• **Your instructions**: Within the data that follows, how many lines carry the string "Positive"? Give the number alone.

Data extracted from a collection
# # # # # # #

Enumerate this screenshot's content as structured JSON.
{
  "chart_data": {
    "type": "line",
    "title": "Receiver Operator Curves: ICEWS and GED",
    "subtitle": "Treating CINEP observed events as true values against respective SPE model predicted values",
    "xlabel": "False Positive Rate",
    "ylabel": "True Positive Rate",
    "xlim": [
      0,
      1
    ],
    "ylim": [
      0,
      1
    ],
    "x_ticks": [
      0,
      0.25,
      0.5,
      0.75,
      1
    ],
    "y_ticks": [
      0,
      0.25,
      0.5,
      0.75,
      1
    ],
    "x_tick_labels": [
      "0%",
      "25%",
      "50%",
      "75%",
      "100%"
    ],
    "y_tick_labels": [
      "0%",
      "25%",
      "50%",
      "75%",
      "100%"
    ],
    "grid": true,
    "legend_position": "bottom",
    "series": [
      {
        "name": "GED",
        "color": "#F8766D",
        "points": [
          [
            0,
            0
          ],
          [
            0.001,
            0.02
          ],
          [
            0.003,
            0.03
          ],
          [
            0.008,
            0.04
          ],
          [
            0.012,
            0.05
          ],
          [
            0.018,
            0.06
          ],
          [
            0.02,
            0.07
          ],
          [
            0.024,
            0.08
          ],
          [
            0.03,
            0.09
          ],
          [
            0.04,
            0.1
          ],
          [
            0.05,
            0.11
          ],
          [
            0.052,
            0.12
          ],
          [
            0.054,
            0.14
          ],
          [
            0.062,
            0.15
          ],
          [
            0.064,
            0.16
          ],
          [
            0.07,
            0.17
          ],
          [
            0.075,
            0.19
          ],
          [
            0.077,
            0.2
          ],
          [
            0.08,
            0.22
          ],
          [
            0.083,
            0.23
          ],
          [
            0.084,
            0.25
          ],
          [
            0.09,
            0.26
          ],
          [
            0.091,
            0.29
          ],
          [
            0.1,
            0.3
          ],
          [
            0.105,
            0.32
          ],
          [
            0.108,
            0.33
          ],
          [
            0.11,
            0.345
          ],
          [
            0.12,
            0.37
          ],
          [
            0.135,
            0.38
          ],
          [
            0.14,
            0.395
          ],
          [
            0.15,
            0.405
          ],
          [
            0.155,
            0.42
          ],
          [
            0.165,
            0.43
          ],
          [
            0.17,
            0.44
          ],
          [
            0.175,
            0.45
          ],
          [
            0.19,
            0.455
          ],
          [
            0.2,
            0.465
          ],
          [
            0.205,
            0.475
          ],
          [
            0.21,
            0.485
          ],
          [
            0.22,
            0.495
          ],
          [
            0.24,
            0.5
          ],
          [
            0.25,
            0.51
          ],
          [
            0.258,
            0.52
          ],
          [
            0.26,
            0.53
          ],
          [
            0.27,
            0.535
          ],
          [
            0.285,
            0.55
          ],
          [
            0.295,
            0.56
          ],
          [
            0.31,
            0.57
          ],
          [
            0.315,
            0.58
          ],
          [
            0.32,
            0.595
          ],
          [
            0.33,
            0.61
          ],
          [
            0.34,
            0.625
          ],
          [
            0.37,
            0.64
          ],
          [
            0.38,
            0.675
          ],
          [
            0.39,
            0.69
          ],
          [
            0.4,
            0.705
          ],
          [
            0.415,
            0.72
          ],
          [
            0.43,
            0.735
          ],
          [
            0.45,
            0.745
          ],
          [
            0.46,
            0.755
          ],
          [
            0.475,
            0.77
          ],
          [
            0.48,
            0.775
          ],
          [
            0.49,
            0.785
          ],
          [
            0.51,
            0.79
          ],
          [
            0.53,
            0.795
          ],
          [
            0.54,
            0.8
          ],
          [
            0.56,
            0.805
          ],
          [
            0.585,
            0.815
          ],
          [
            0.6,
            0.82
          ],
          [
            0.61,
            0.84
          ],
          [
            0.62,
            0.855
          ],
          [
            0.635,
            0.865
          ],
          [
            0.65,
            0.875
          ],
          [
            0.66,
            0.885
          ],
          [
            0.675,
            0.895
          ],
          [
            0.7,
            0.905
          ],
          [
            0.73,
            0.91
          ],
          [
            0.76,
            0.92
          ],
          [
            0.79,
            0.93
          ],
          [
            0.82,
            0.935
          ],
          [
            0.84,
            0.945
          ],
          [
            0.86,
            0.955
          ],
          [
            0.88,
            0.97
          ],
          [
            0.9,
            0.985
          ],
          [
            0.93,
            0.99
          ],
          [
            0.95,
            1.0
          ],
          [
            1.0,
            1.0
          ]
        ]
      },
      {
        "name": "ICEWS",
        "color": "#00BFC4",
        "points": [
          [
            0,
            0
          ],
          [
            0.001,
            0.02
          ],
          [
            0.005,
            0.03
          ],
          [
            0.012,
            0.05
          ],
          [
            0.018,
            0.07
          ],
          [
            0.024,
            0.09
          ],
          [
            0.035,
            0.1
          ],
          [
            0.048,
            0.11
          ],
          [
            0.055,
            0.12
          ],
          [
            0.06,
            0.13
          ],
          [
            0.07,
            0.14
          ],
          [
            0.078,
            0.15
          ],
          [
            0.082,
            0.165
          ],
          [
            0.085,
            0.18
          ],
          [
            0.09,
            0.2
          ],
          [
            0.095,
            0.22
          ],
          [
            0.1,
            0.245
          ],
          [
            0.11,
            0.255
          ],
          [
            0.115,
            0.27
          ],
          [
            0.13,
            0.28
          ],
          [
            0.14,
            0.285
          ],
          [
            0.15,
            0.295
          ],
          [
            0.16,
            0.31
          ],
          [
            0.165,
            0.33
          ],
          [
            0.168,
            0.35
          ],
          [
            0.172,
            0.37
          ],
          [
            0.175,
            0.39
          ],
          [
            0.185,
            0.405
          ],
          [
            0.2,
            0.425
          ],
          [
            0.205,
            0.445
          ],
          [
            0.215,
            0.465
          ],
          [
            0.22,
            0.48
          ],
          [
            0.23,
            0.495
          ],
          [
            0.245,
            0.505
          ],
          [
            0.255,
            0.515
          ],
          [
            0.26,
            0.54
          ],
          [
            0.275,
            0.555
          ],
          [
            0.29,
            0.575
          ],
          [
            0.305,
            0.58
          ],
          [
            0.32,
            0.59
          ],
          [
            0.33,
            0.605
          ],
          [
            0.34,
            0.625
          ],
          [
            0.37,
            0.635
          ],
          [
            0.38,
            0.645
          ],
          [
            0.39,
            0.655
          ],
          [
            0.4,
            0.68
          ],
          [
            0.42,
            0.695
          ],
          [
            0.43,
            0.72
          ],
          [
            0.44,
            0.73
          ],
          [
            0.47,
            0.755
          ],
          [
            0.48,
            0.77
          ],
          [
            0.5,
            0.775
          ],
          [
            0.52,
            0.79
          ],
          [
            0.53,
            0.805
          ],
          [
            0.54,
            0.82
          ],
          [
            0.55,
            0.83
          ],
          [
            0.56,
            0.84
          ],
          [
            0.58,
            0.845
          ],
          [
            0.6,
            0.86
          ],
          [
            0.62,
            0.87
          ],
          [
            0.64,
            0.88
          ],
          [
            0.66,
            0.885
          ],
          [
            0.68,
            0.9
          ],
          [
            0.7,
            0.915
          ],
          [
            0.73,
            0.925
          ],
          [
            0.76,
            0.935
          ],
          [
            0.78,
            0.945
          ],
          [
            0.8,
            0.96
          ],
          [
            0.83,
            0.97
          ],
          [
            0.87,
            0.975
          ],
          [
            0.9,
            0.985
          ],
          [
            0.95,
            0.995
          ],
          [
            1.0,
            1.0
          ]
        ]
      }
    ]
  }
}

# # # # # # #

• **Solution to this task**: 2